◆ Short task: Examine each line of the data. Copy those that contain the string "text".

◆ Given data:
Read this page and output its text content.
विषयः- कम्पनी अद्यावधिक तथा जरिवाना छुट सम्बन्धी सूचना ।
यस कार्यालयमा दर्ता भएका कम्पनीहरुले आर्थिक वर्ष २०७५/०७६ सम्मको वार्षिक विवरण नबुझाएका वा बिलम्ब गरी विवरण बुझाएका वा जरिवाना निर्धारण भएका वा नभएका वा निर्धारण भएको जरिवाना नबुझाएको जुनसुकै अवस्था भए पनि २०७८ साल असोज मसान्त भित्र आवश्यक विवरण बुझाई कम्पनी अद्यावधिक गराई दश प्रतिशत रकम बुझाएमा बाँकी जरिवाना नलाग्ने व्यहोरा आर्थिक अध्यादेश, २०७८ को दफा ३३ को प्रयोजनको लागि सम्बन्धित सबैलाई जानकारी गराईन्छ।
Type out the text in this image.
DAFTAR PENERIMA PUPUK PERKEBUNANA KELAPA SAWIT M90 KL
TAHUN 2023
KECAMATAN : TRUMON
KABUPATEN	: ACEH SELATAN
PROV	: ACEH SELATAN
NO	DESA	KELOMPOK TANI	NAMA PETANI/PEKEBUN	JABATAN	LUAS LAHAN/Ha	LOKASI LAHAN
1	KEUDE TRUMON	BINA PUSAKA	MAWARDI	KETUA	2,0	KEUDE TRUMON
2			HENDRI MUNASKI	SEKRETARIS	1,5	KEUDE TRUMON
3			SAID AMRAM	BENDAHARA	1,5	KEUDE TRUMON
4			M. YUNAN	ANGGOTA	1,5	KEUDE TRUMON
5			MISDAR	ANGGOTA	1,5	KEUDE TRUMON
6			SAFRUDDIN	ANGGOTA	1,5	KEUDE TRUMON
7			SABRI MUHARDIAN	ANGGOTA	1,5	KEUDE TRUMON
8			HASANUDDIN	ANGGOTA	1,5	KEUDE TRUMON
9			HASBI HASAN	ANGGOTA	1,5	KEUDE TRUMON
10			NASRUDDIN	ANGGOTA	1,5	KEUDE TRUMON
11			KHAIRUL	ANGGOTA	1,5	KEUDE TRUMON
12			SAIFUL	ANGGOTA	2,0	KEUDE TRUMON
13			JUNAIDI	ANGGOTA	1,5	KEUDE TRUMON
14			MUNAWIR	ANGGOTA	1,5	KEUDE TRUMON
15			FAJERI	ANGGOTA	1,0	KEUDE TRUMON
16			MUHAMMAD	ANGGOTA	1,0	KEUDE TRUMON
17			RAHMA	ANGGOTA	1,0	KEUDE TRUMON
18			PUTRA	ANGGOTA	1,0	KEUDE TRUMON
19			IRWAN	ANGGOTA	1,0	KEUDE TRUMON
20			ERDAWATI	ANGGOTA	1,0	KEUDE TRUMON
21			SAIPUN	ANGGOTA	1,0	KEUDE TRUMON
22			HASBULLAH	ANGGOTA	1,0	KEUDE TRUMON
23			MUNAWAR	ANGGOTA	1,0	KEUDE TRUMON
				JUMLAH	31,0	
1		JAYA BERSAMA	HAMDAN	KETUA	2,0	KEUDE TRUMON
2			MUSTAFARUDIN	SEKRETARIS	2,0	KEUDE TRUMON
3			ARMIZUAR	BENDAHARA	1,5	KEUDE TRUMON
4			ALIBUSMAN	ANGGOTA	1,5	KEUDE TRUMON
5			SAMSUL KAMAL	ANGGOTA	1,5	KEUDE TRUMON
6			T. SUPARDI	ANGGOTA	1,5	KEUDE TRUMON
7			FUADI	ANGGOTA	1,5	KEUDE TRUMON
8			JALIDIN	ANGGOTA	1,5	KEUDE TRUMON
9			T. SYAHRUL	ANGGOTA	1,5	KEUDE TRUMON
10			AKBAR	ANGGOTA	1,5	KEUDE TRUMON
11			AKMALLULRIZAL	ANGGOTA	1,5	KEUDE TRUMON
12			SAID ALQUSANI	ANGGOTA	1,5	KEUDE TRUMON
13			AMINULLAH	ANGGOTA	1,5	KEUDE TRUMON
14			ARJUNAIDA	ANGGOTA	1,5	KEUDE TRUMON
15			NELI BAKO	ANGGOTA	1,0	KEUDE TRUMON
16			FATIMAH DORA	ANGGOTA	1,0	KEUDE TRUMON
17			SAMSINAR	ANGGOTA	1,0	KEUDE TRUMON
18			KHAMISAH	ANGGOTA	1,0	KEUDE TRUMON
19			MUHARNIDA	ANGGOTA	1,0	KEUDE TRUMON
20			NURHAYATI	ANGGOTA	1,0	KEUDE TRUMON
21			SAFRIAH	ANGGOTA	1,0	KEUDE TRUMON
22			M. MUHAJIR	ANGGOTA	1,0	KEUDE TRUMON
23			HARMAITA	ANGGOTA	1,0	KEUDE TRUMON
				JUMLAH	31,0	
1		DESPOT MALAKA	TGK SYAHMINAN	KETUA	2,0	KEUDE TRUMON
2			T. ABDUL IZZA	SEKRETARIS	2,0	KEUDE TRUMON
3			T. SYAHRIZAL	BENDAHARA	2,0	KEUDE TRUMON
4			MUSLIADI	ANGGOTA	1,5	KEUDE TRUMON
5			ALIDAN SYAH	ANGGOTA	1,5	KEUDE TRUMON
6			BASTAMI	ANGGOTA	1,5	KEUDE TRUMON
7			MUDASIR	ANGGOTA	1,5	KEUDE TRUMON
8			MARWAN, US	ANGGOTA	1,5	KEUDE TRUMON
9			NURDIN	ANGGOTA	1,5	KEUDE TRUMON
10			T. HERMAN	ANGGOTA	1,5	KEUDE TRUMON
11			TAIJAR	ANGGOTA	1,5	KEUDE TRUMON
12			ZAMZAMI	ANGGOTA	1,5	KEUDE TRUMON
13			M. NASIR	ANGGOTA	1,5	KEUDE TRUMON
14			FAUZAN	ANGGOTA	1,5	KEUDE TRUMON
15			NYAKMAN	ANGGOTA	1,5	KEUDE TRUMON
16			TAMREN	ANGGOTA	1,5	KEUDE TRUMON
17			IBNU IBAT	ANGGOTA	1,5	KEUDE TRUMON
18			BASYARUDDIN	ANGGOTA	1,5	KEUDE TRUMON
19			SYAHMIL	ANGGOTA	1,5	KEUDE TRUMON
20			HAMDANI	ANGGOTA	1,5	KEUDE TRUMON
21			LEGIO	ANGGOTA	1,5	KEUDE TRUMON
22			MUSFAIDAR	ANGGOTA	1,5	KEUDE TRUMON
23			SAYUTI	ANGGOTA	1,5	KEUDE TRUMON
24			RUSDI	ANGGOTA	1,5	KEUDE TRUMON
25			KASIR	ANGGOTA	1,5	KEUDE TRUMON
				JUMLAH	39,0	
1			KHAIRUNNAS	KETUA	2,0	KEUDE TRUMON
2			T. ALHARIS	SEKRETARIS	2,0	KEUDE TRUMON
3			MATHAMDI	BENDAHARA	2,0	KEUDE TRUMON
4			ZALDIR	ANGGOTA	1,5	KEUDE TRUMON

◆ Solution below:
Read this page and output its text content.
Type out the text in this image.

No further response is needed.